**Exercise objective**. Return every one of the records below word for word, with no changes.

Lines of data
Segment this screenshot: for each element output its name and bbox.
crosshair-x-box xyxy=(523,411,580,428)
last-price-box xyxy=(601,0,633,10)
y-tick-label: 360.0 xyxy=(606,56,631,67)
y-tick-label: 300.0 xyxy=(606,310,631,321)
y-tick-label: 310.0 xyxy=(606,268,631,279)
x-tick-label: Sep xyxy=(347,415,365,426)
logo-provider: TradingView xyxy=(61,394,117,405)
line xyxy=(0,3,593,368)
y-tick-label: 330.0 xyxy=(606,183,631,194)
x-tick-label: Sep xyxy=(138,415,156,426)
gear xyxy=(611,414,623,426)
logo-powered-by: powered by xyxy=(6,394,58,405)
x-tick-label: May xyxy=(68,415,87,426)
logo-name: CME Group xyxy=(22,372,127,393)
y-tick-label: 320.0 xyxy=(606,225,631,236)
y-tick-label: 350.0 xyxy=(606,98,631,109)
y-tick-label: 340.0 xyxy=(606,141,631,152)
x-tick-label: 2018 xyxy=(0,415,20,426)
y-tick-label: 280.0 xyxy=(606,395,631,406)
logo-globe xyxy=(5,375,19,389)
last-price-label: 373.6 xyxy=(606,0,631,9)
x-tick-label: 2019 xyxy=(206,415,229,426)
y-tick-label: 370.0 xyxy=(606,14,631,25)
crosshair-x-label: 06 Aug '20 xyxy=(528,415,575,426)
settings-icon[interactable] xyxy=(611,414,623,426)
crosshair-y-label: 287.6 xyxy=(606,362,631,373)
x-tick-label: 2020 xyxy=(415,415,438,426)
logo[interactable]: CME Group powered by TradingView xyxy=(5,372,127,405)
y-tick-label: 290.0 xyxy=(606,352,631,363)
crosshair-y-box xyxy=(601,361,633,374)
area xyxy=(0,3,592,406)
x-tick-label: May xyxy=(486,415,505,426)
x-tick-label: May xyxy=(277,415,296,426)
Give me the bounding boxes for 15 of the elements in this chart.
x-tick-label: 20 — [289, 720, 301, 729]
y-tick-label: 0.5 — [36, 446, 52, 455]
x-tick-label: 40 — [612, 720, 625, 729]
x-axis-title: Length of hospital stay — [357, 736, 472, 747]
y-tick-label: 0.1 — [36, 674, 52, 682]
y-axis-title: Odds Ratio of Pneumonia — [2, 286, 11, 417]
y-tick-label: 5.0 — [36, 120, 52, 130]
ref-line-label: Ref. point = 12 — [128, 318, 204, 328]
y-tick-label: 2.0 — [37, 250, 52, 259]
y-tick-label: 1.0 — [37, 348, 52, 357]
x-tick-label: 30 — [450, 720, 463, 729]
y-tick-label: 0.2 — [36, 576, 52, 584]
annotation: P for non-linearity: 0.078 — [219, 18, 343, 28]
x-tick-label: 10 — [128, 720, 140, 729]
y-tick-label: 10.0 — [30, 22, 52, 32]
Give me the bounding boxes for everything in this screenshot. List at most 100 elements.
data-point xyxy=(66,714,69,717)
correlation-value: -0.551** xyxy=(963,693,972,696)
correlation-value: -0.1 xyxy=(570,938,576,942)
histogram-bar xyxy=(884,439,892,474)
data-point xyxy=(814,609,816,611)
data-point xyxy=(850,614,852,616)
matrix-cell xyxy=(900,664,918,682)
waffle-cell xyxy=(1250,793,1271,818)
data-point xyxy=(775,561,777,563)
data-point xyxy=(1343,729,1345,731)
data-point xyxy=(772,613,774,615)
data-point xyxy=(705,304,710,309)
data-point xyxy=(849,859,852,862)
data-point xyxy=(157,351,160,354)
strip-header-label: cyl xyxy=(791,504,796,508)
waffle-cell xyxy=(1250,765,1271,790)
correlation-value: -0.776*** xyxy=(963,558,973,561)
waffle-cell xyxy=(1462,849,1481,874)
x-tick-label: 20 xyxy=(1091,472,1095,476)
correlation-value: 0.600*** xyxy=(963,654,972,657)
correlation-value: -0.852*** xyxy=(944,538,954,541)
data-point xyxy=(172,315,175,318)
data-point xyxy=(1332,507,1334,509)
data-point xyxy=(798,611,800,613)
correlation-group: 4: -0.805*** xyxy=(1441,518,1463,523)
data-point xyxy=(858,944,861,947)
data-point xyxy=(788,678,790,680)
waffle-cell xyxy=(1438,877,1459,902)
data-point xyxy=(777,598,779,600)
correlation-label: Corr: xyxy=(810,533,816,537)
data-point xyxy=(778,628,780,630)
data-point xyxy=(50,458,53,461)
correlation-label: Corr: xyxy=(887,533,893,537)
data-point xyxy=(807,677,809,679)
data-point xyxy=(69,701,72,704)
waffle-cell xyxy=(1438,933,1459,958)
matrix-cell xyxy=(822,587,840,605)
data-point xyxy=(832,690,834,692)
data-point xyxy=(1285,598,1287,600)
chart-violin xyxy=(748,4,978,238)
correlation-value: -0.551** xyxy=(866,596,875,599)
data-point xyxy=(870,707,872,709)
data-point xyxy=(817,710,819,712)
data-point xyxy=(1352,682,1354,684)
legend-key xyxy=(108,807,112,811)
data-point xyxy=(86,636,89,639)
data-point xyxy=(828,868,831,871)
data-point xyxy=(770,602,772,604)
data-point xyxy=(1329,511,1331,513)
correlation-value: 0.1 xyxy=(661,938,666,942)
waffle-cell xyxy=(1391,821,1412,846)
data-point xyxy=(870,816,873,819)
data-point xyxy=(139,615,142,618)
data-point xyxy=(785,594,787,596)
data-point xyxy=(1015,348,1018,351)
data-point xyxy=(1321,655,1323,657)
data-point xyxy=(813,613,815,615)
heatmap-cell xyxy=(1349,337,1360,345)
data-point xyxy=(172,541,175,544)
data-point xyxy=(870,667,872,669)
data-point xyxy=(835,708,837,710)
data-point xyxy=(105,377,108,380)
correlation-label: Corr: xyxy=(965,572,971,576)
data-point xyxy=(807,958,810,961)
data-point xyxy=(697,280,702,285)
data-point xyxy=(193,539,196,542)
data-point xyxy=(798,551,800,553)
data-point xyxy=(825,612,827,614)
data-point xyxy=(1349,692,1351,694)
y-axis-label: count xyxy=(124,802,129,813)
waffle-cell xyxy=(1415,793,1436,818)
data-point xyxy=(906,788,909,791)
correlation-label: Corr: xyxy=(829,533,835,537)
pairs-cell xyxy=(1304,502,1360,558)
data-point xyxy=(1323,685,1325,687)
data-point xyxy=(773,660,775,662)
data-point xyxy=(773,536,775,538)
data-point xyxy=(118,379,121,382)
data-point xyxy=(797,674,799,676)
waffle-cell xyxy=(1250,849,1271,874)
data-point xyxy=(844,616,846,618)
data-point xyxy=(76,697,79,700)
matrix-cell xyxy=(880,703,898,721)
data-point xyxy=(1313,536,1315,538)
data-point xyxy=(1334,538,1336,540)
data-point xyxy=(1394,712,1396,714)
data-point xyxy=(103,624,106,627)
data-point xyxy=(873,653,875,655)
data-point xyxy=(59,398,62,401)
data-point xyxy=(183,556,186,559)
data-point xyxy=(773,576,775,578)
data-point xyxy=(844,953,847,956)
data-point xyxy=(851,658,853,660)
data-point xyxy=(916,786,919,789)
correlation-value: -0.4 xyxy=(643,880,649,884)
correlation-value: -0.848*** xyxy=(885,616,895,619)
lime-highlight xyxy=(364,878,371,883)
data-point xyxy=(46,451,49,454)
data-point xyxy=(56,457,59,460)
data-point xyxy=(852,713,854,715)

**Task solution**.
Segment this screenshot: for each element output its name and bbox.
crosshair-x-box xyxy=(523,411,580,428)
last-price-box xyxy=(601,0,633,10)
y-tick-label: 360.0 xyxy=(606,56,631,67)
y-tick-label: 300.0 xyxy=(606,310,631,321)
y-tick-label: 310.0 xyxy=(606,268,631,279)
x-tick-label: Sep xyxy=(347,415,365,426)
logo-provider: TradingView xyxy=(61,394,117,405)
line xyxy=(0,3,593,368)
y-tick-label: 330.0 xyxy=(606,183,631,194)
x-tick-label: Sep xyxy=(138,415,156,426)
gear xyxy=(611,414,623,426)
logo-powered-by: powered by xyxy=(6,394,58,405)
x-tick-label: May xyxy=(68,415,87,426)
logo-name: CME Group xyxy=(22,372,127,393)
y-tick-label: 320.0 xyxy=(606,225,631,236)
y-tick-label: 350.0 xyxy=(606,98,631,109)
y-tick-label: 340.0 xyxy=(606,141,631,152)
x-tick-label: 2018 xyxy=(0,415,20,426)
y-tick-label: 280.0 xyxy=(606,395,631,406)
logo-globe xyxy=(5,375,19,389)
last-price-label: 373.6 xyxy=(606,0,631,9)
x-tick-label: 2019 xyxy=(206,415,229,426)
y-tick-label: 370.0 xyxy=(606,14,631,25)
crosshair-x-label: 06 Aug '20 xyxy=(528,415,575,426)
settings-icon[interactable] xyxy=(611,414,623,426)
crosshair-y-label: 287.6 xyxy=(606,362,631,373)
x-tick-label: 2020 xyxy=(415,415,438,426)
logo[interactable]: CME Group powered by TradingView xyxy=(5,372,127,405)
y-tick-label: 290.0 xyxy=(606,352,631,363)
crosshair-y-box xyxy=(601,361,633,374)
area xyxy=(0,3,592,406)
x-tick-label: May xyxy=(486,415,505,426)
x-tick-label: May xyxy=(277,415,296,426)
Give me the bounding boxes for 15 of the elements in this chart.
x-tick-label: 20 — [289, 720, 301, 729]
y-tick-label: 0.5 — [36, 446, 52, 455]
x-tick-label: 40 — [612, 720, 625, 729]
x-axis-title: Length of hospital stay — [357, 736, 472, 747]
y-tick-label: 0.1 — [36, 674, 52, 682]
y-axis-title: Odds Ratio of Pneumonia — [2, 286, 11, 417]
y-tick-label: 5.0 — [36, 120, 52, 130]
ref-line-label: Ref. point = 12 — [128, 318, 204, 328]
y-tick-label: 2.0 — [37, 250, 52, 259]
y-tick-label: 1.0 — [37, 348, 52, 357]
x-tick-label: 30 — [450, 720, 463, 729]
y-tick-label: 0.2 — [36, 576, 52, 584]
annotation: P for non-linearity: 0.078 — [219, 18, 343, 28]
x-tick-label: 10 — [128, 720, 140, 729]
y-tick-label: 10.0 — [30, 22, 52, 32]
Give me the bounding boxes for everything in this screenshot. List at most 100 elements.
data-point xyxy=(66,714,69,717)
correlation-value: -0.551** xyxy=(963,693,972,696)
correlation-value: -0.1 xyxy=(570,938,576,942)
histogram-bar xyxy=(884,439,892,474)
data-point xyxy=(814,609,816,611)
data-point xyxy=(850,614,852,616)
matrix-cell xyxy=(900,664,918,682)
waffle-cell xyxy=(1250,793,1271,818)
data-point xyxy=(775,561,777,563)
data-point xyxy=(1343,729,1345,731)
data-point xyxy=(772,613,774,615)
data-point xyxy=(705,304,710,309)
data-point xyxy=(849,859,852,862)
data-point xyxy=(157,351,160,354)
strip-header-label: cyl xyxy=(791,504,796,508)
waffle-cell xyxy=(1250,765,1271,790)
correlation-value: -0.776*** xyxy=(963,558,973,561)
waffle-cell xyxy=(1462,849,1481,874)
x-tick-label: 20 xyxy=(1091,472,1095,476)
correlation-value: 0.600*** xyxy=(963,654,972,657)
correlation-value: -0.852*** xyxy=(944,538,954,541)
data-point xyxy=(172,315,175,318)
data-point xyxy=(1332,507,1334,509)
data-point xyxy=(798,611,800,613)
correlation-group: 4: -0.805*** xyxy=(1441,518,1463,523)
data-point xyxy=(858,944,861,947)
data-point xyxy=(788,678,790,680)
waffle-cell xyxy=(1438,877,1459,902)
data-point xyxy=(777,598,779,600)
correlation-label: Corr: xyxy=(810,533,816,537)
data-point xyxy=(778,628,780,630)
data-point xyxy=(50,458,53,461)
correlation-label: Corr: xyxy=(887,533,893,537)
data-point xyxy=(807,677,809,679)
data-point xyxy=(69,701,72,704)
waffle-cell xyxy=(1438,933,1459,958)
matrix-cell xyxy=(822,587,840,605)
data-point xyxy=(832,690,834,692)
data-point xyxy=(1285,598,1287,600)
chart-violin xyxy=(748,4,978,238)
correlation-value: -0.551** xyxy=(866,596,875,599)
data-point xyxy=(870,707,872,709)
data-point xyxy=(817,710,819,712)
data-point xyxy=(1352,682,1354,684)
legend-key xyxy=(108,807,112,811)
data-point xyxy=(86,636,89,639)
data-point xyxy=(828,868,831,871)
data-point xyxy=(770,602,772,604)
data-point xyxy=(1329,511,1331,513)
correlation-value: 0.1 xyxy=(661,938,666,942)
waffle-cell xyxy=(1391,821,1412,846)
data-point xyxy=(870,816,873,819)
data-point xyxy=(139,615,142,618)
data-point xyxy=(785,594,787,596)
data-point xyxy=(1015,348,1018,351)
data-point xyxy=(1321,655,1323,657)
data-point xyxy=(813,613,815,615)
heatmap-cell xyxy=(1349,337,1360,345)
data-point xyxy=(172,541,175,544)
data-point xyxy=(870,667,872,669)
data-point xyxy=(835,708,837,710)
data-point xyxy=(105,377,108,380)
correlation-label: Corr: xyxy=(965,572,971,576)
data-point xyxy=(807,958,810,961)
data-point xyxy=(697,280,702,285)
data-point xyxy=(193,539,196,542)
data-point xyxy=(798,551,800,553)
data-point xyxy=(825,612,827,614)
data-point xyxy=(1349,692,1351,694)
y-axis-label: count xyxy=(124,802,129,813)
waffle-cell xyxy=(1415,793,1436,818)
data-point xyxy=(906,788,909,791)
correlation-label: Corr: xyxy=(829,533,835,537)
pairs-cell xyxy=(1304,502,1360,558)
data-point xyxy=(1323,685,1325,687)
data-point xyxy=(773,660,775,662)
data-point xyxy=(773,536,775,538)
data-point xyxy=(118,379,121,382)
data-point xyxy=(797,674,799,676)
waffle-cell xyxy=(1250,849,1271,874)
data-point xyxy=(844,616,846,618)
data-point xyxy=(76,697,79,700)
matrix-cell xyxy=(880,703,898,721)
data-point xyxy=(1313,536,1315,538)
data-point xyxy=(1334,538,1336,540)
data-point xyxy=(1394,712,1396,714)
data-point xyxy=(103,624,106,627)
data-point xyxy=(873,653,875,655)
data-point xyxy=(59,398,62,401)
data-point xyxy=(183,556,186,559)
data-point xyxy=(773,576,775,578)
data-point xyxy=(844,953,847,956)
data-point xyxy=(851,658,853,660)
data-point xyxy=(916,786,919,789)
correlation-value: -0.4 xyxy=(643,880,649,884)
correlation-value: -0.848*** xyxy=(885,616,895,619)
lime-highlight xyxy=(364,878,371,883)
data-point xyxy=(46,451,49,454)
data-point xyxy=(56,457,59,460)
data-point xyxy=(852,713,854,715)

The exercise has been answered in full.